*** Block opens ***

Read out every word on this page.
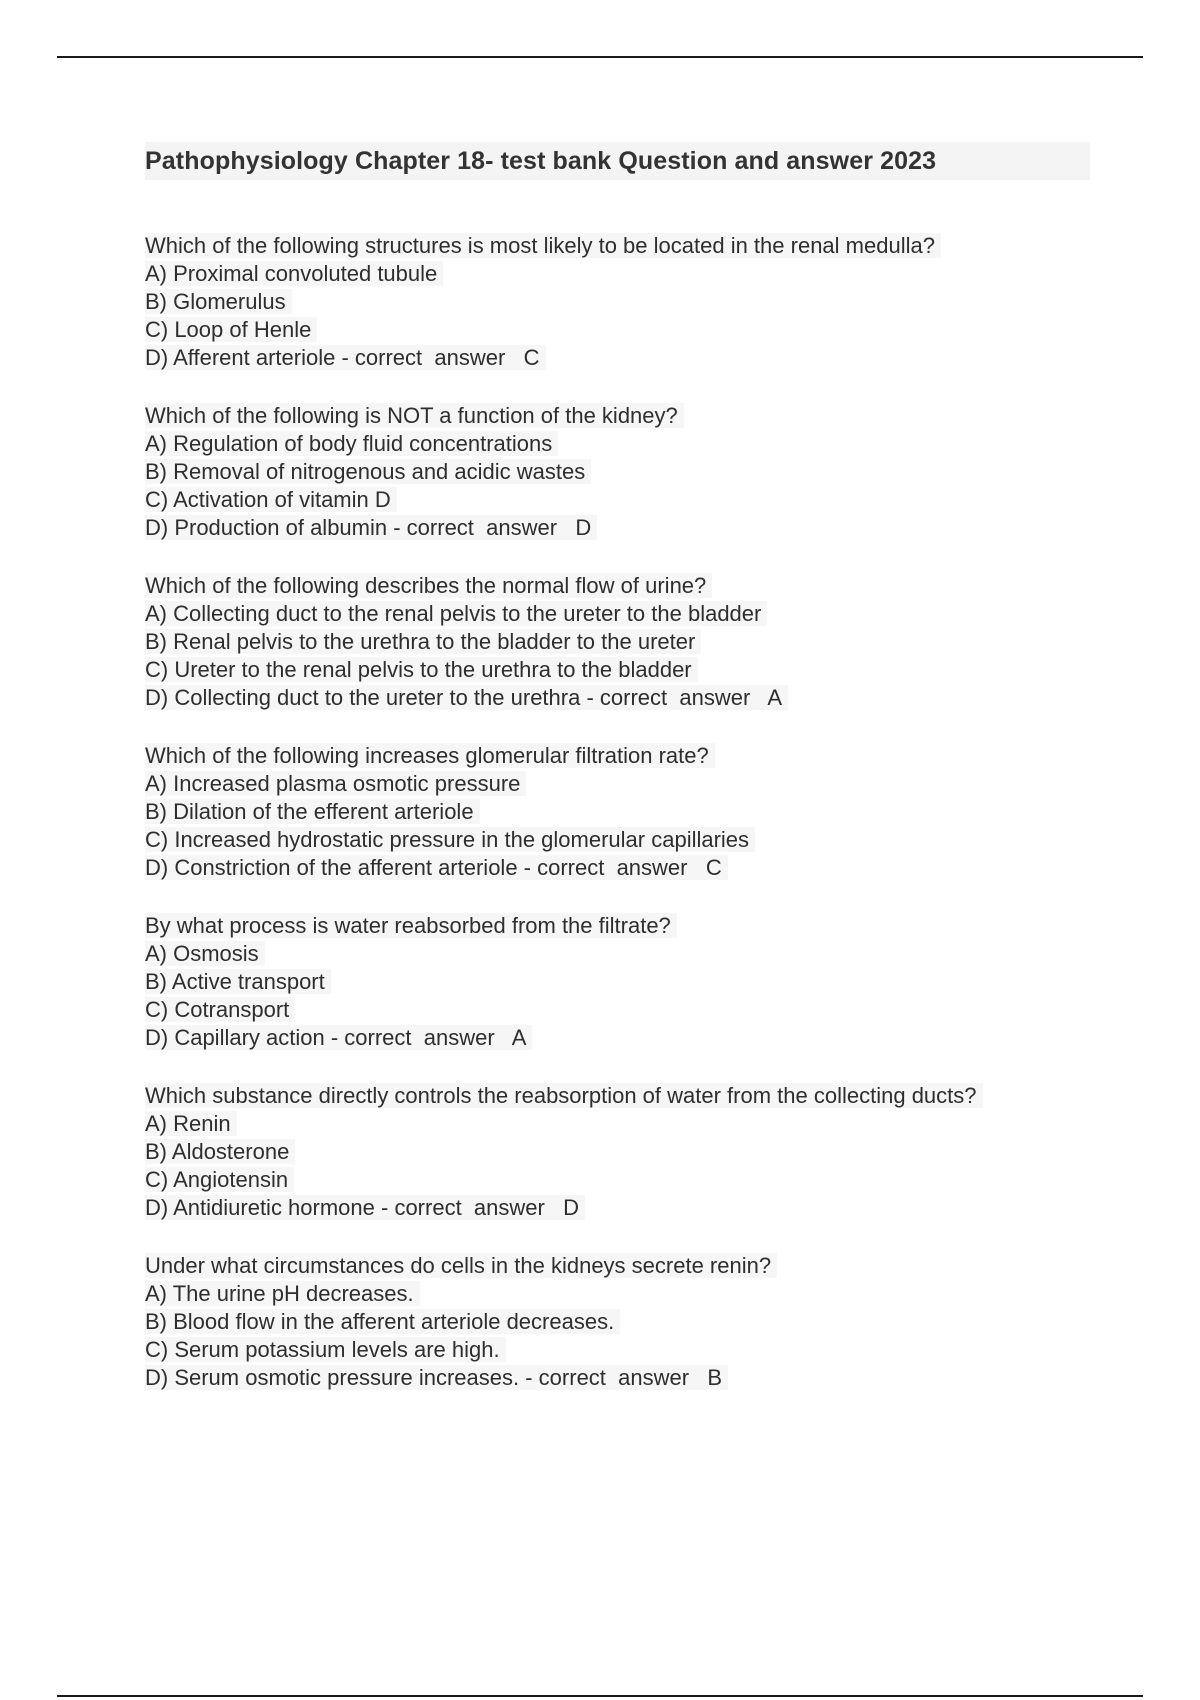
Pathophysiology Chapter 18- test bank Question and answer 2023
Which of the following structures is most likely to be located in the renal medulla?
A) Proximal convoluted tubule
B) Glomerulus
C) Loop of Henle
D) Afferent arteriole - correct  answer   C
Which of the following is NOT a function of the kidney?
A) Regulation of body fluid concentrations
B) Removal of nitrogenous and acidic wastes
C) Activation of vitamin D
D) Production of albumin - correct  answer   D
Which of the following describes the normal flow of urine?
A) Collecting duct to the renal pelvis to the ureter to the bladder
B) Renal pelvis to the urethra to the bladder to the ureter
C) Ureter to the renal pelvis to the urethra to the bladder
D) Collecting duct to the ureter to the urethra - correct  answer   A
Which of the following increases glomerular filtration rate?
A) Increased plasma osmotic pressure
B) Dilation of the efferent arteriole
C) Increased hydrostatic pressure in the glomerular capillaries
D) Constriction of the afferent arteriole - correct  answer   C
By what process is water reabsorbed from the filtrate?
A) Osmosis
B) Active transport
C) Cotransport
D) Capillary action - correct  answer   A
Which substance directly controls the reabsorption of water from the collecting ducts?
A) Renin
B) Aldosterone
C) Angiotensin
D) Antidiuretic hormone - correct  answer   D
Under what circumstances do cells in the kidneys secrete renin?
A) The urine pH decreases.
B) Blood flow in the afferent arteriole decreases.
C) Serum potassium levels are high.
D) Serum osmotic pressure increases. - correct  answer   B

*** Block closes ***

--- WHAT TO PRODUCE ---
Return all the records exactly, excluding images.

--- TASK OUTPUT ---
Read out every word on this page.
Pathophysiology Chapter 18- test bank Question and answer 2023
Which of the following structures is most likely to be located in the renal medulla?
A) Proximal convoluted tubule
B) Glomerulus
C) Loop of Henle
D) Afferent arteriole - correct  answer   C
Which of the following is NOT a function of the kidney?
A) Regulation of body fluid concentrations
B) Removal of nitrogenous and acidic wastes
C) Activation of vitamin D
D) Production of albumin - correct  answer   D
Which of the following describes the normal flow of urine?
A) Collecting duct to the renal pelvis to the ureter to the bladder
B) Renal pelvis to the urethra to the bladder to the ureter
C) Ureter to the renal pelvis to the urethra to the bladder
D) Collecting duct to the ureter to the urethra - correct  answer   A
Which of the following increases glomerular filtration rate?
A) Increased plasma osmotic pressure
B) Dilation of the efferent arteriole
C) Increased hydrostatic pressure in the glomerular capillaries
D) Constriction of the afferent arteriole - correct  answer   C
By what process is water reabsorbed from the filtrate?
A) Osmosis
B) Active transport
C) Cotransport
D) Capillary action - correct  answer   A
Which substance directly controls the reabsorption of water from the collecting ducts?
A) Renin
B) Aldosterone
C) Angiotensin
D) Antidiuretic hormone - correct  answer   D
Under what circumstances do cells in the kidneys secrete renin?
A) The urine pH decreases.
B) Blood flow in the afferent arteriole decreases.
C) Serum potassium levels are high.
D) Serum osmotic pressure increases. - correct  answer   B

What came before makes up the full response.